SET PROBLEM
Can you transcribe every line exactly and leave the pictures behind?

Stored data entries
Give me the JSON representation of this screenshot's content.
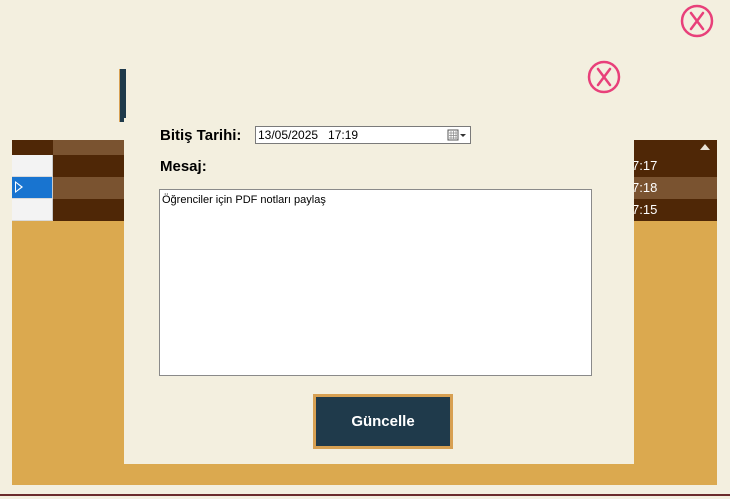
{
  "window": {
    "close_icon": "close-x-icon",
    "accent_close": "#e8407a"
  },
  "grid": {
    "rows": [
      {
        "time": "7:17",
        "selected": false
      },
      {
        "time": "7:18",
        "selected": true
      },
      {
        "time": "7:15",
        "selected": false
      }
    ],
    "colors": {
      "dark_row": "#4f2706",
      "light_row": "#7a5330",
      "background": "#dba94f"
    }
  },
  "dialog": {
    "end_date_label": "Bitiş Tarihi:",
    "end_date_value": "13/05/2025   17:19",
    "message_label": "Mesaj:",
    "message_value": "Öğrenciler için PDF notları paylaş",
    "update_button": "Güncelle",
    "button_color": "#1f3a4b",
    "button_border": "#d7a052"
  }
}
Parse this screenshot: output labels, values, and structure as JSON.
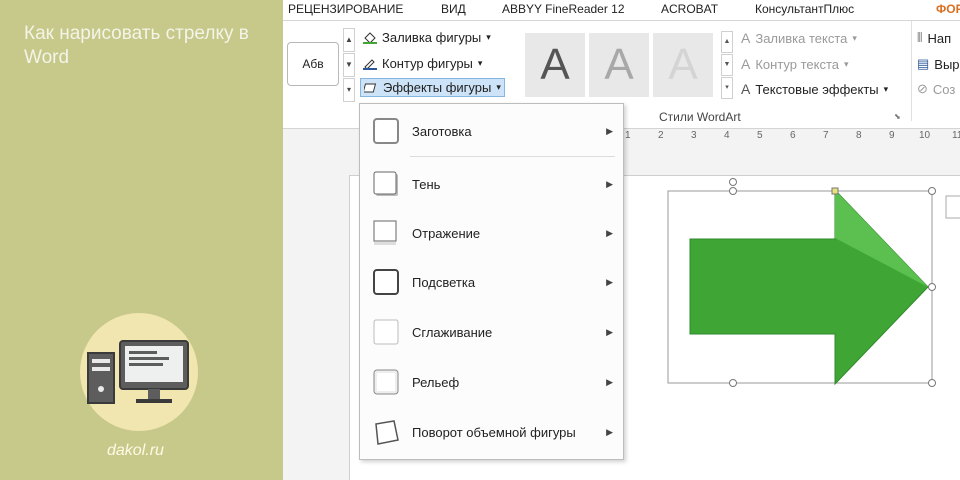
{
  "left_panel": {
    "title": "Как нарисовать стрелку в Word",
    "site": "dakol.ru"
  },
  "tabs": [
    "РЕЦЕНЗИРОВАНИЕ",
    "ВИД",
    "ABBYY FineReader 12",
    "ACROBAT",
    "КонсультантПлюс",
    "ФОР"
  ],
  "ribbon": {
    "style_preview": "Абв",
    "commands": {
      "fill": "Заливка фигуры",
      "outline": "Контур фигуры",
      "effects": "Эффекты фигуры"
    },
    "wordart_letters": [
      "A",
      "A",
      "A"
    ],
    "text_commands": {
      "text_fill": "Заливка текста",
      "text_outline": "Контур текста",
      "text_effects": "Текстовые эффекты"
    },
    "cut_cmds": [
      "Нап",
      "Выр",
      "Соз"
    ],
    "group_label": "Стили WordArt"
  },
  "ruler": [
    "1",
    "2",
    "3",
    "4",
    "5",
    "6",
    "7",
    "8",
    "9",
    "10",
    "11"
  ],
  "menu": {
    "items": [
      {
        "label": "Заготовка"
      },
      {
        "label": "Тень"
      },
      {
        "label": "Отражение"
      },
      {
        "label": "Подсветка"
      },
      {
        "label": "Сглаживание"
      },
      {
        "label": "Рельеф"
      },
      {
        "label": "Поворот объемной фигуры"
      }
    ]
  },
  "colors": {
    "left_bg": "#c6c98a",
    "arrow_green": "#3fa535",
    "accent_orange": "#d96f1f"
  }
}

EXERCISE ANSWER
Give me the JSON representation of this screenshot's content.
{
  "window": {
    "close_icon": "close-x-icon",
    "accent_close": "#e8407a"
  },
  "grid": {
    "rows": [
      {
        "time": "7:17",
        "selected": false
      },
      {
        "time": "7:18",
        "selected": true
      },
      {
        "time": "7:15",
        "selected": false
      }
    ],
    "colors": {
      "dark_row": "#4f2706",
      "light_row": "#7a5330",
      "background": "#dba94f"
    }
  },
  "dialog": {
    "end_date_label": "Bitiş Tarihi:",
    "end_date_value": "13/05/2025   17:19",
    "message_label": "Mesaj:",
    "message_value": "Öğrenciler için PDF notları paylaş",
    "update_button": "Güncelle",
    "button_color": "#1f3a4b",
    "button_border": "#d7a052"
  }
}
Parse this screenshot: output labels, values, and structure as JSON.
{
  "left_panel": {
    "title": "Как нарисовать стрелку в Word",
    "site": "dakol.ru"
  },
  "tabs": [
    "РЕЦЕНЗИРОВАНИЕ",
    "ВИД",
    "ABBYY FineReader 12",
    "ACROBAT",
    "КонсультантПлюс",
    "ФОР"
  ],
  "ribbon": {
    "style_preview": "Абв",
    "commands": {
      "fill": "Заливка фигуры",
      "outline": "Контур фигуры",
      "effects": "Эффекты фигуры"
    },
    "wordart_letters": [
      "A",
      "A",
      "A"
    ],
    "text_commands": {
      "text_fill": "Заливка текста",
      "text_outline": "Контур текста",
      "text_effects": "Текстовые эффекты"
    },
    "cut_cmds": [
      "Нап",
      "Выр",
      "Соз"
    ],
    "group_label": "Стили WordArt"
  },
  "ruler": [
    "1",
    "2",
    "3",
    "4",
    "5",
    "6",
    "7",
    "8",
    "9",
    "10",
    "11"
  ],
  "menu": {
    "items": [
      {
        "label": "Заготовка"
      },
      {
        "label": "Тень"
      },
      {
        "label": "Отражение"
      },
      {
        "label": "Подсветка"
      },
      {
        "label": "Сглаживание"
      },
      {
        "label": "Рельеф"
      },
      {
        "label": "Поворот объемной фигуры"
      }
    ]
  },
  "colors": {
    "left_bg": "#c6c98a",
    "arrow_green": "#3fa535",
    "accent_orange": "#d96f1f"
  }
}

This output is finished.